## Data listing
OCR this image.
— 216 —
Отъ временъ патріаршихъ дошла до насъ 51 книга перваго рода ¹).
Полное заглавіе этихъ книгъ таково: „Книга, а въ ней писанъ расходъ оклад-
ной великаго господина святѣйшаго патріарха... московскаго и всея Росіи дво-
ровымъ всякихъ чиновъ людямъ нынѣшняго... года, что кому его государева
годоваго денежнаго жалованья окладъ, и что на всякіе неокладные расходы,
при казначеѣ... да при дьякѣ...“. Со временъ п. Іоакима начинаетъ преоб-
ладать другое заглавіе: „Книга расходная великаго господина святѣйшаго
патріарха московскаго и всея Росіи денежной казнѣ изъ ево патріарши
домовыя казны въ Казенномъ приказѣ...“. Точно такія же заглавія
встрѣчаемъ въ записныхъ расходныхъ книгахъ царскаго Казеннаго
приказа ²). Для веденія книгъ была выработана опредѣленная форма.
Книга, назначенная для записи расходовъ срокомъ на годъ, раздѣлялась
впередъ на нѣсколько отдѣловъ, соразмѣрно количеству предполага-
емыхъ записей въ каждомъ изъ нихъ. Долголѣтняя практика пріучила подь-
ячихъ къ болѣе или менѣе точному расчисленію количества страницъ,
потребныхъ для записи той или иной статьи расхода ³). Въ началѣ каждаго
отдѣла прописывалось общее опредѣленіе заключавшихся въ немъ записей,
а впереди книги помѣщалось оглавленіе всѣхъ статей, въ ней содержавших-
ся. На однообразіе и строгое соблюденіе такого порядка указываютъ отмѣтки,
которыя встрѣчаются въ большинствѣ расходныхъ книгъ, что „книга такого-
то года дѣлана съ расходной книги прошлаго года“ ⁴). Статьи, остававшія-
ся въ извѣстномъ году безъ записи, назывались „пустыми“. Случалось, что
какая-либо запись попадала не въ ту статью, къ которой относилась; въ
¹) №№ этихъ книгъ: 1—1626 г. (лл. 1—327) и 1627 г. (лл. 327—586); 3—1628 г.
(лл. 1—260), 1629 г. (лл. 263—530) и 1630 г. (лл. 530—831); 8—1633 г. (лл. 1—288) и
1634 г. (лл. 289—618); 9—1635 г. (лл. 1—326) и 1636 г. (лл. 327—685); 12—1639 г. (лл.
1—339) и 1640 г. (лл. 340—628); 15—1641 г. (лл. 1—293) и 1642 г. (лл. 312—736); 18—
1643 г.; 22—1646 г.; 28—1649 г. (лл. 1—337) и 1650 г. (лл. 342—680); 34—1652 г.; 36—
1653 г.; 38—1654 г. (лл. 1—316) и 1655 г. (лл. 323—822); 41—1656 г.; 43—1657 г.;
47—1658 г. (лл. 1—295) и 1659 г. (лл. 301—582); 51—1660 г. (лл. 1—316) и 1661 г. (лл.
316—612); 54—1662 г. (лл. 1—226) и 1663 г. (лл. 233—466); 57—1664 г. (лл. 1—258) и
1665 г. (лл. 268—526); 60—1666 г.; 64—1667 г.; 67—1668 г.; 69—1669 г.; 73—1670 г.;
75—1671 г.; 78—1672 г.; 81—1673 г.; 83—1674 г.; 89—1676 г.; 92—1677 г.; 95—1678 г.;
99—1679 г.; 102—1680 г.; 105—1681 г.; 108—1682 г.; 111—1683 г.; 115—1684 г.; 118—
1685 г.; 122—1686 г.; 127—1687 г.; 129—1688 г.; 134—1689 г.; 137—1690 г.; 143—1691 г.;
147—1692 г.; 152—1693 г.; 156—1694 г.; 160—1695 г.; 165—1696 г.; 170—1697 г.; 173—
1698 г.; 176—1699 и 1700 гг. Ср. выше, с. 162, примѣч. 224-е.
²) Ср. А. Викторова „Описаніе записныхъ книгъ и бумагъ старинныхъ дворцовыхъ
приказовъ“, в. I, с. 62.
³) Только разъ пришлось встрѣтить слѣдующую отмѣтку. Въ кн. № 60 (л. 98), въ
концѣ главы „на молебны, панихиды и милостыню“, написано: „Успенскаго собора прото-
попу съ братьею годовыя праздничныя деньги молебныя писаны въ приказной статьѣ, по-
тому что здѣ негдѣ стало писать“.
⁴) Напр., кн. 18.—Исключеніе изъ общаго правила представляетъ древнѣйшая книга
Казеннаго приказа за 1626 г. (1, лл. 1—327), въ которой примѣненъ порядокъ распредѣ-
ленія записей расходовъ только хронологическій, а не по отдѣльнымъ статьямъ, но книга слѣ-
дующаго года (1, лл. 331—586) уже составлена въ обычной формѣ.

==

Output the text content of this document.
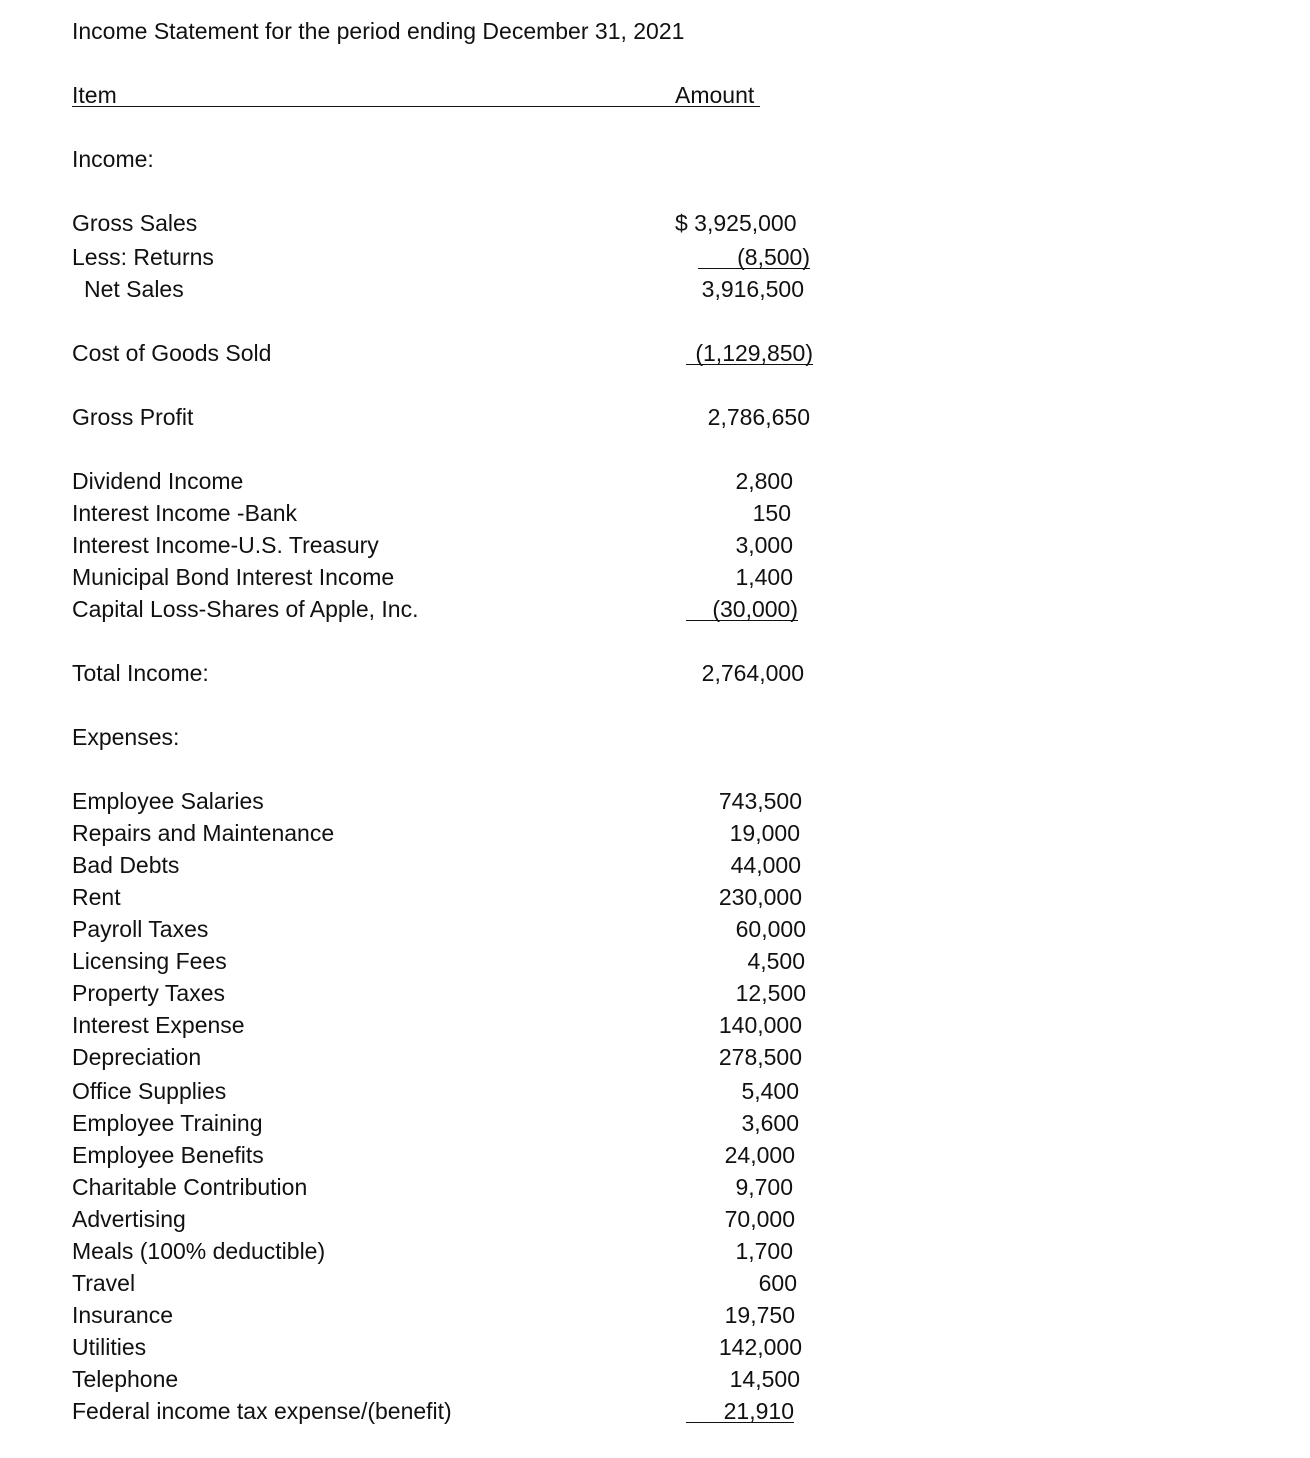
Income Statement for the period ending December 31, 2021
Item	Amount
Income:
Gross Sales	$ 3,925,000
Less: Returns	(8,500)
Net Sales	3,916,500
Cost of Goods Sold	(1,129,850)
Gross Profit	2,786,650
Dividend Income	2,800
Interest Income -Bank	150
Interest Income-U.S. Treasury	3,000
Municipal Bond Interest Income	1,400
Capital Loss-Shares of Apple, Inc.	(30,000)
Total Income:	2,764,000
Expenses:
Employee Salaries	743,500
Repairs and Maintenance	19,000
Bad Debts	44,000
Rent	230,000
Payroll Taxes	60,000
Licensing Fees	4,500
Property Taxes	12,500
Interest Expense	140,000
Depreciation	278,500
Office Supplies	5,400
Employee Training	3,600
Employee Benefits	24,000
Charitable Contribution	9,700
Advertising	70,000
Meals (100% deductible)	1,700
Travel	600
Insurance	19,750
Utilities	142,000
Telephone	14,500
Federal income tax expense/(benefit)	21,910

...

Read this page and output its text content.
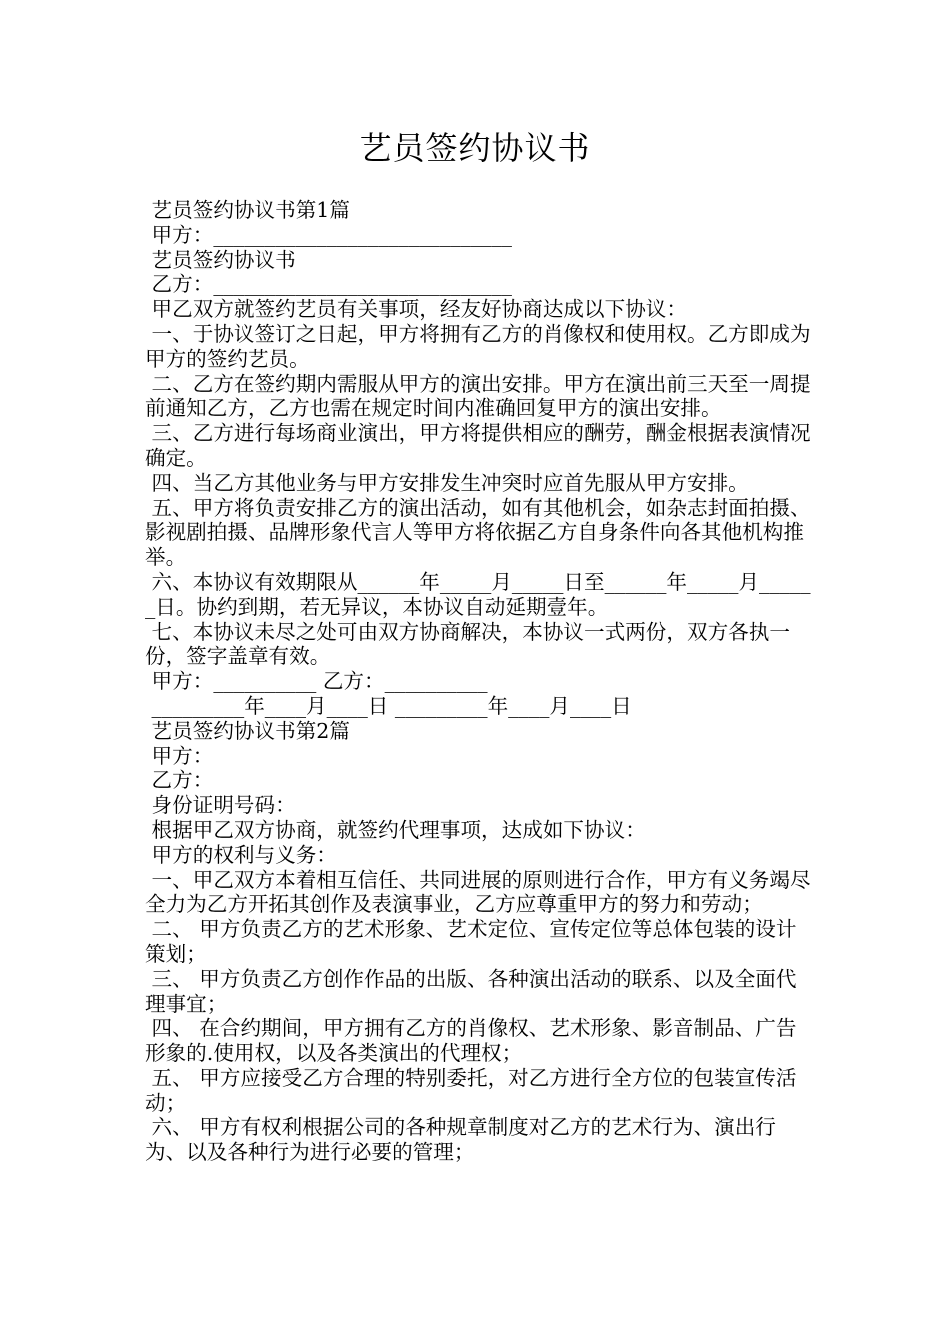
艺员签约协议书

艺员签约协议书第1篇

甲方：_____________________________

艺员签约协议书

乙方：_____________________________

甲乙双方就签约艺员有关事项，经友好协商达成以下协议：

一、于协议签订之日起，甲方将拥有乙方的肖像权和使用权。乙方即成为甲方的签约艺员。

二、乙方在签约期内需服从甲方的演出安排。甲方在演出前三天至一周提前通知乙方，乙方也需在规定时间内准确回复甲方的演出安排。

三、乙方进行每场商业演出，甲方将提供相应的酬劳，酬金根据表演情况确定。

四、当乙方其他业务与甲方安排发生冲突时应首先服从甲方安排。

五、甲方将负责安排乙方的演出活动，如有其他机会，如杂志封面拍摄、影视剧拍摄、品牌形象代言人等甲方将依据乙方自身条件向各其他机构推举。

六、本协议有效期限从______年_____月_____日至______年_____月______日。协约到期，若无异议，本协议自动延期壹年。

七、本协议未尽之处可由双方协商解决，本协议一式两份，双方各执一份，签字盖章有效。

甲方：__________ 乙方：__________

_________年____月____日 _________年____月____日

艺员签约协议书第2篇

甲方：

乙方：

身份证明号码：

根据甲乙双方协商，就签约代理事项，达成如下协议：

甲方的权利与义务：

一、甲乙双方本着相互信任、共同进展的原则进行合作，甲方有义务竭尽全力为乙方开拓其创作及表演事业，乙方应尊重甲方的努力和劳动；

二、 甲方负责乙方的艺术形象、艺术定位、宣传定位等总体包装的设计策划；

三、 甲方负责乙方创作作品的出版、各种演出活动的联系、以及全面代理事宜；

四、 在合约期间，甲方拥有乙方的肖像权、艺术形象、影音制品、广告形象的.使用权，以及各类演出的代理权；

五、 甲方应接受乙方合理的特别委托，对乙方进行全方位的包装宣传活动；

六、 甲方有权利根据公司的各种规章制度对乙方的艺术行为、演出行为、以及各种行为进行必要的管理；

## Directions
Select and copy every line of the material that holds the string "господина".

## Solution below
ной великаго господина святѣйшаго патріарха... московскаго и всея Росіи дво-
ладать другое заглавіе: „Книга расходная великаго господина святѣйшаго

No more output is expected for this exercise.